**What you need to do:**
Exclude the pictures, then repeat the remaining data exactly.

**Data shown:**
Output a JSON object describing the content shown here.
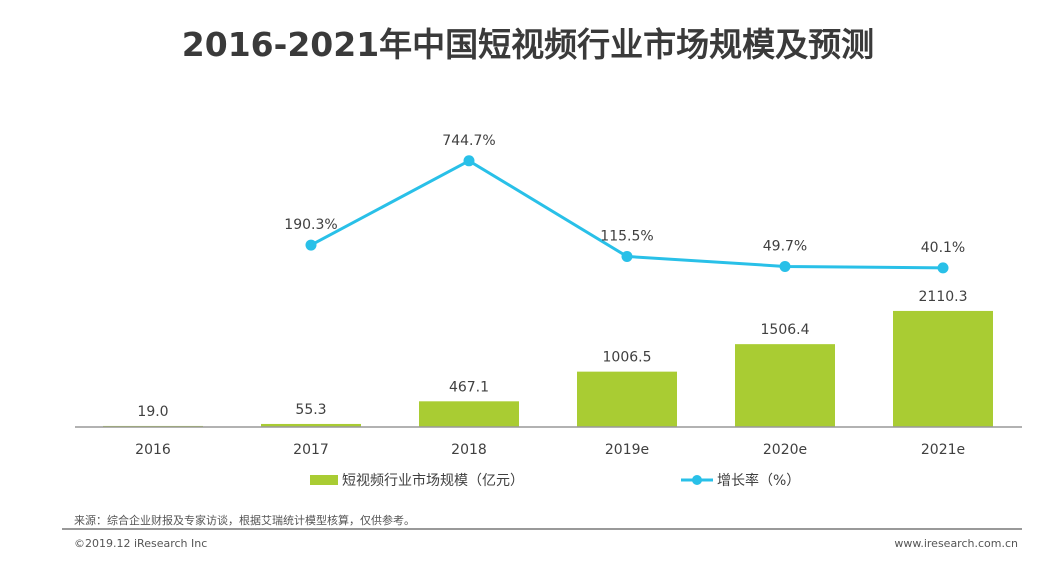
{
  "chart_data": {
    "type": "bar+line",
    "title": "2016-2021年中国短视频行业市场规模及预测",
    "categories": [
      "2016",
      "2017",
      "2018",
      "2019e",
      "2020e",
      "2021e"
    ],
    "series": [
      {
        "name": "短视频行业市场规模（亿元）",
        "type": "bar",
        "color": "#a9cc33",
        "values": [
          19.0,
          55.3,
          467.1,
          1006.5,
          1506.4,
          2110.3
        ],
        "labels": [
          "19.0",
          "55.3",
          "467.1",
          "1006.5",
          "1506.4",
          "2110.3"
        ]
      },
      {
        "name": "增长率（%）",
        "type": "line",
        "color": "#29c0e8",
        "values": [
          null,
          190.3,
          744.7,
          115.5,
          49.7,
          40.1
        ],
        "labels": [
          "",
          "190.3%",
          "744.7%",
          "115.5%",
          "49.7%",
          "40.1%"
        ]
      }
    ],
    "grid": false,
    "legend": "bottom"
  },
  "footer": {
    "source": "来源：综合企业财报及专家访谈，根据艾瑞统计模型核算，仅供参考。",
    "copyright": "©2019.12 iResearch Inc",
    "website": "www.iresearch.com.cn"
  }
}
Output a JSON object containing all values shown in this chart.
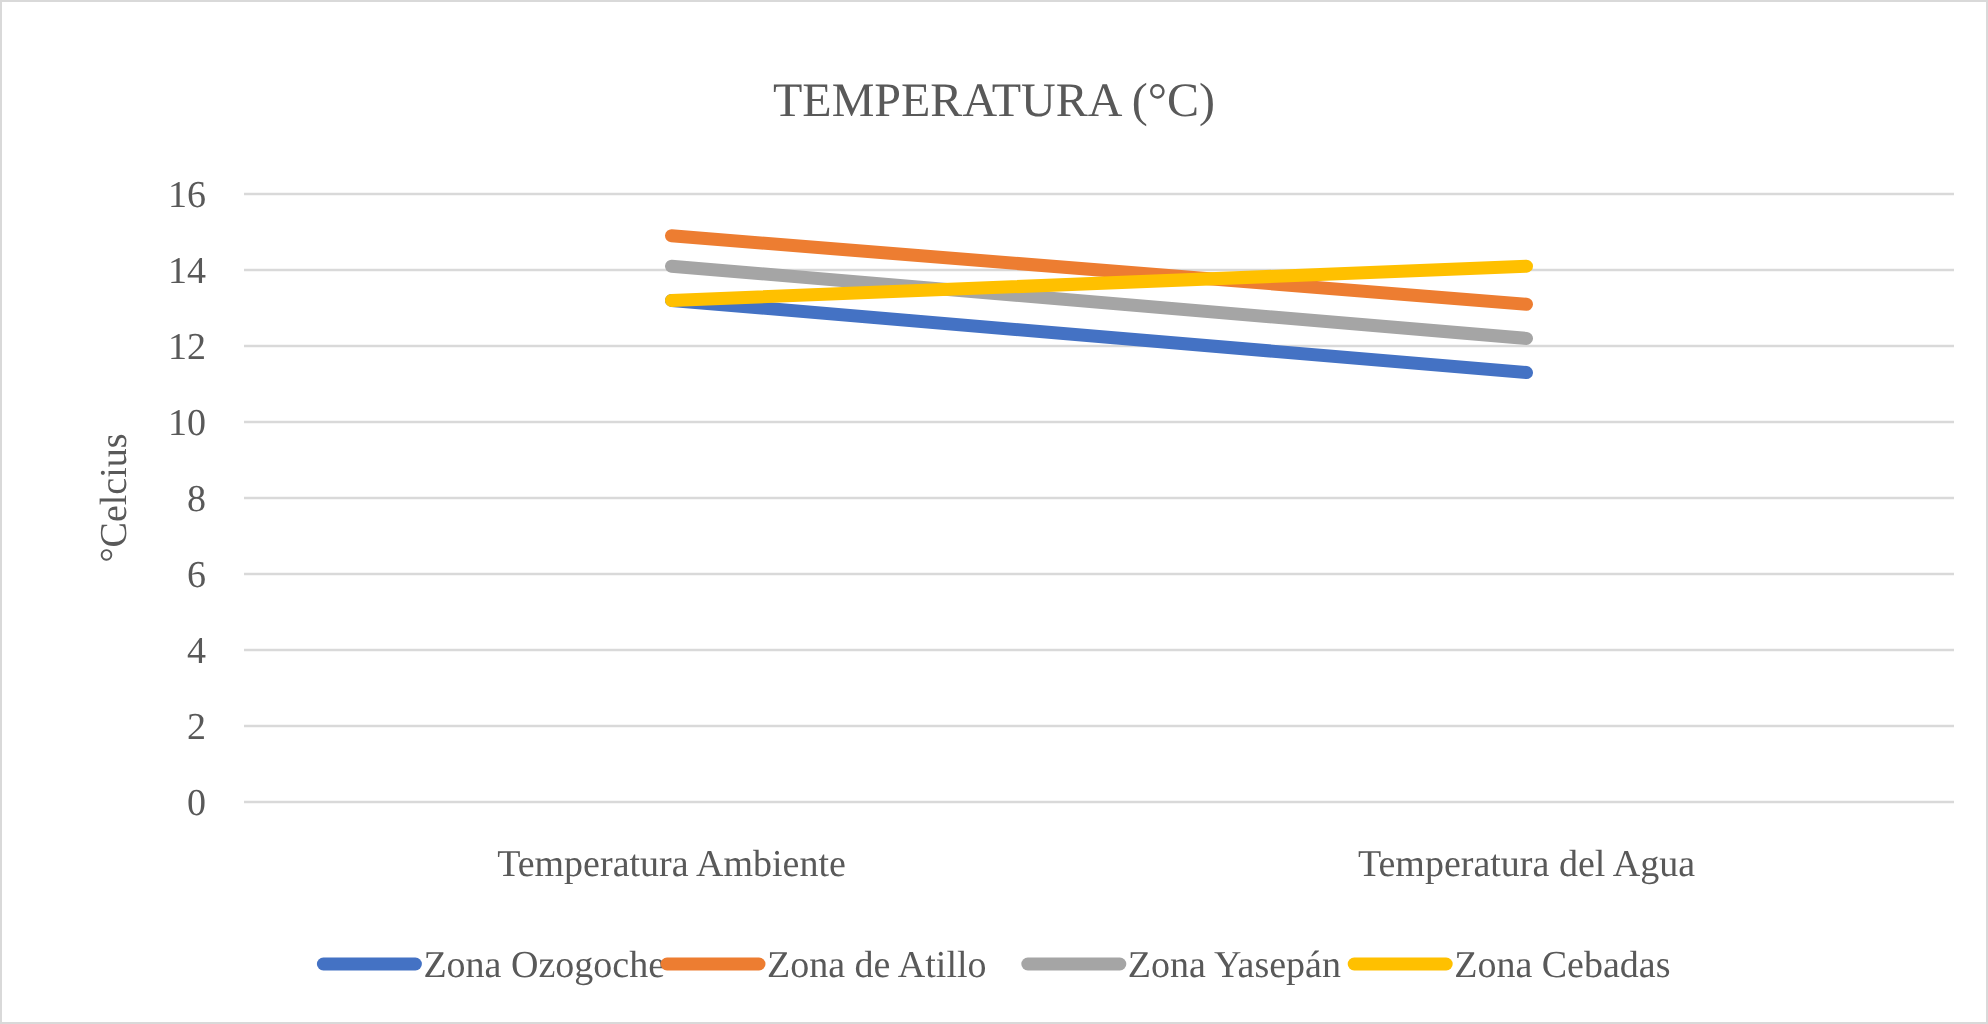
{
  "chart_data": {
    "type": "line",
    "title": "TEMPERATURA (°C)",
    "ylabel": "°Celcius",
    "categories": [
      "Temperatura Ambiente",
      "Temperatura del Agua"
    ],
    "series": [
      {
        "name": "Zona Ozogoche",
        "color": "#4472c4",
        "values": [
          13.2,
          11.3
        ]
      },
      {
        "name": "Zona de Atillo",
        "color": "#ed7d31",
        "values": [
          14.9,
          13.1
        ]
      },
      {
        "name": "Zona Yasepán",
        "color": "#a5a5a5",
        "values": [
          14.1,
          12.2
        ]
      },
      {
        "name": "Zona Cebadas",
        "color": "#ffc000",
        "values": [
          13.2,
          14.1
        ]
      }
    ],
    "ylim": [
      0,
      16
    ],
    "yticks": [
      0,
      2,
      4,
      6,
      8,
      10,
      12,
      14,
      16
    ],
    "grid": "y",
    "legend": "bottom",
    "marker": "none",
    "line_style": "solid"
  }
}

**Solution to the problem:**
Output a JSON object describing the content shown here.
{
  "chart_data": {
    "type": "bar+line",
    "title": "2016-2021年中国短视频行业市场规模及预测",
    "categories": [
      "2016",
      "2017",
      "2018",
      "2019e",
      "2020e",
      "2021e"
    ],
    "series": [
      {
        "name": "短视频行业市场规模（亿元）",
        "type": "bar",
        "color": "#a9cc33",
        "values": [
          19.0,
          55.3,
          467.1,
          1006.5,
          1506.4,
          2110.3
        ],
        "labels": [
          "19.0",
          "55.3",
          "467.1",
          "1006.5",
          "1506.4",
          "2110.3"
        ]
      },
      {
        "name": "增长率（%）",
        "type": "line",
        "color": "#29c0e8",
        "values": [
          null,
          190.3,
          744.7,
          115.5,
          49.7,
          40.1
        ],
        "labels": [
          "",
          "190.3%",
          "744.7%",
          "115.5%",
          "49.7%",
          "40.1%"
        ]
      }
    ],
    "grid": false,
    "legend": "bottom"
  },
  "footer": {
    "source": "来源：综合企业财报及专家访谈，根据艾瑞统计模型核算，仅供参考。",
    "copyright": "©2019.12 iResearch Inc",
    "website": "www.iresearch.com.cn"
  }
}
Output a JSON object containing all values shown in this chart.
{
  "chart_data": {
    "type": "line",
    "title": "TEMPERATURA (°C)",
    "ylabel": "°Celcius",
    "categories": [
      "Temperatura Ambiente",
      "Temperatura del Agua"
    ],
    "series": [
      {
        "name": "Zona Ozogoche",
        "color": "#4472c4",
        "values": [
          13.2,
          11.3
        ]
      },
      {
        "name": "Zona de Atillo",
        "color": "#ed7d31",
        "values": [
          14.9,
          13.1
        ]
      },
      {
        "name": "Zona Yasepán",
        "color": "#a5a5a5",
        "values": [
          14.1,
          12.2
        ]
      },
      {
        "name": "Zona Cebadas",
        "color": "#ffc000",
        "values": [
          13.2,
          14.1
        ]
      }
    ],
    "ylim": [
      0,
      16
    ],
    "yticks": [
      0,
      2,
      4,
      6,
      8,
      10,
      12,
      14,
      16
    ],
    "grid": "y",
    "legend": "bottom",
    "marker": "none",
    "line_style": "solid"
  }
}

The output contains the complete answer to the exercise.